* [EXCERPT]

United States Court of Appeals, Fourth Circuit
May 18, 1982
678 F.2d 504 (4th Cir. 1982)

Summary

holding that plaintiff could not recover against private state-employed company under Section 1983 based on theory of respondeat superior

Summary of this case from Allen v. Woodall

Opinion

No. 82-1023.

Argued March 31, 1982.

Decided May 18, 1982.

Ward Brockett, Laurel, Md., for appellant.

William J. Jackson, Baltimore, Md. (James E. Gray, Semmes, Bowen Semmes, Baltimore, Md., on brief), for appellees.

Appeal from the United States District Court of Maryland.

Before BRYAN, Senior Circuit Judge, and RUSSELL and ERVIN, Circuit Judges.


Appellant Clifton Powell seeks this Court's permission to pursue, under 42 U.S.C. § 1983, a claim against the private employer of a State-licensed security guard for the latter's tortious treatment of him; the employer's liability is predicated solely on the doctrine of respondeat superior. Because Powell's claim falls outside the scope of the statute, we affirm the District Court's judgment on the pleadings.

The statute provides in pertinent part:

Every person who, under color of any statute, ordinance, regulation, custom, or usage, of any State or Territory or the District of Columbia, subjects, or causes to be subjected any citizen of the United States or other person within the jurisdiction thereof to the deprivation of any rights, privileges, or immunities secured by the Constitution and laws, shall be liable to the party injured in an action at law, suit in equity, or other proper proceeding for redress.

Powell alleges the following facts. On August 5, 1980, he and a companion were walking in the Laurel (Maryland) Shopping Center when they were confronted by Robert K. Skeen, a security guard who questioned them about a shoplifting incident. Skeen was employed by the shopping center's owner, appellee Shopco Laurel Company (Shopco), and was commissioned a "Special Police Officer" under the laws of Maryland. At Skeen's request, Powell agreed to accompany him to the security office of the center's J. C. Penney's store, the scene of the alleged shoplifting. En route, Skeen repeatedly refused to allow Powell to stop at a restroom. When he attempted to do so without permission, Skeen hit him in the head with a slapjack and handcuffed him. After this attack Skeen arrested Powell for assault and battery, disturbing the peace, and resisting arrest, of which he was subsequently acquitted.

* [YOUR GOAL]
Please summarize the Fourth Circuit opinion excerpt in two sentences.

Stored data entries
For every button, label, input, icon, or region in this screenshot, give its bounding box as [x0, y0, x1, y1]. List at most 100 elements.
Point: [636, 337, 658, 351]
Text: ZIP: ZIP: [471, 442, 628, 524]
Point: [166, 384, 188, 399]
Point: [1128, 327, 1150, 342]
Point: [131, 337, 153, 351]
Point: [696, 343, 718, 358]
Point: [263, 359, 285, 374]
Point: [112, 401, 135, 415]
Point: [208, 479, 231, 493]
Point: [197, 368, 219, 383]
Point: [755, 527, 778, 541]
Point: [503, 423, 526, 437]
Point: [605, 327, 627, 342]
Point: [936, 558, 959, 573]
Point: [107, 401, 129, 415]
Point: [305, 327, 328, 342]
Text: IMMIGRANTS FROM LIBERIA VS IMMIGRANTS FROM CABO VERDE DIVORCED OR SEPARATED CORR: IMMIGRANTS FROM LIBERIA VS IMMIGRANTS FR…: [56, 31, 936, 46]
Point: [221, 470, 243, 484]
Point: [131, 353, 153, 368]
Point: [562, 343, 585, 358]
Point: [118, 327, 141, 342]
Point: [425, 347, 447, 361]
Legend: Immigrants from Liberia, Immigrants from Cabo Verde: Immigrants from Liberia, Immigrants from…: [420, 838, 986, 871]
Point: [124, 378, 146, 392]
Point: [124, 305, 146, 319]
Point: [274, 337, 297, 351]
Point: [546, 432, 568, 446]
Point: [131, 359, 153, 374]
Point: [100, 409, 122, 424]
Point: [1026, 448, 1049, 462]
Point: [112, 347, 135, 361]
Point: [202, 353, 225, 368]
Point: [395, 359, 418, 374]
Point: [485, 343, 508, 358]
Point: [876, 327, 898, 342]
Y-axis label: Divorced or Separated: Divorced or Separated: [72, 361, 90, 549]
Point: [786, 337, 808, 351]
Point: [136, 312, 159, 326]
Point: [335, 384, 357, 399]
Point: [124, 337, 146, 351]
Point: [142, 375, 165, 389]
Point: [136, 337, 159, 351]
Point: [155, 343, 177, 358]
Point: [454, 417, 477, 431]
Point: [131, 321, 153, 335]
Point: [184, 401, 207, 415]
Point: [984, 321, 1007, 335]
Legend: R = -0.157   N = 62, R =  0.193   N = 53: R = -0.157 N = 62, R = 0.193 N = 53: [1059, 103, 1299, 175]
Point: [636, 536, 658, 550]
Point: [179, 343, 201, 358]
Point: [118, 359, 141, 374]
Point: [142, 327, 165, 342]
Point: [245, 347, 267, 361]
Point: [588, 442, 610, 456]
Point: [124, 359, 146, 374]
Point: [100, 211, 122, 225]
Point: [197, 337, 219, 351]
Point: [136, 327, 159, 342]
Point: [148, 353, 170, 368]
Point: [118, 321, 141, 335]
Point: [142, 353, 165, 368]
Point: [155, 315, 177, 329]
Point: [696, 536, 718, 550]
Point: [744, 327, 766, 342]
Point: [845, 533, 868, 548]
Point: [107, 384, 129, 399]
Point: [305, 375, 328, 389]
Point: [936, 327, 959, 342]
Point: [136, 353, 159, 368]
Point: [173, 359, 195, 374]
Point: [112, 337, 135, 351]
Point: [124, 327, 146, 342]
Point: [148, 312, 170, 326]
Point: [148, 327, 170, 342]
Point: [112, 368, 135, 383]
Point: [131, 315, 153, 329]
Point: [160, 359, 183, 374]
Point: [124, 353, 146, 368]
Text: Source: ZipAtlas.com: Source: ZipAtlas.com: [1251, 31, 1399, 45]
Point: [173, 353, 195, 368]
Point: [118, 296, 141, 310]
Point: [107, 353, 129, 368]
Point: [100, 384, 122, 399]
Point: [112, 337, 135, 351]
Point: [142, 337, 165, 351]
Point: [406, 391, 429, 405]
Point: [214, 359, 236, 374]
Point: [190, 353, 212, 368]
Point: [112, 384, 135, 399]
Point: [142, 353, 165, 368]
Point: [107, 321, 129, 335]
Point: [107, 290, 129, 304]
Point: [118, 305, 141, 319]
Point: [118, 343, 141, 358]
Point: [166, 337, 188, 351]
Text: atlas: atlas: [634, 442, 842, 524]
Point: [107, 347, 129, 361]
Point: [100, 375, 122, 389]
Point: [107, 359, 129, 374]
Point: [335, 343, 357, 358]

* [ANSWER SECTION]
Clifton Powell sought to pursue a claim under 42 U.S.C. § 1983 against Shopco Laurel Company, the private employer of State-commissioned security guard Robert K. Skeen, with liability based solely on respondeat superior, and the court affirmed the District Court's judgment on the pleadings because the claim falls outside the statute. Powell alleges that while Skeen was taking him to the J. C. Penney's security office about a shoplifting incident, Skeen refused to let him stop at a restroom, hit him in the head with a slapjack, handcuffed him, and arrested him on charges of which he was later acquitted.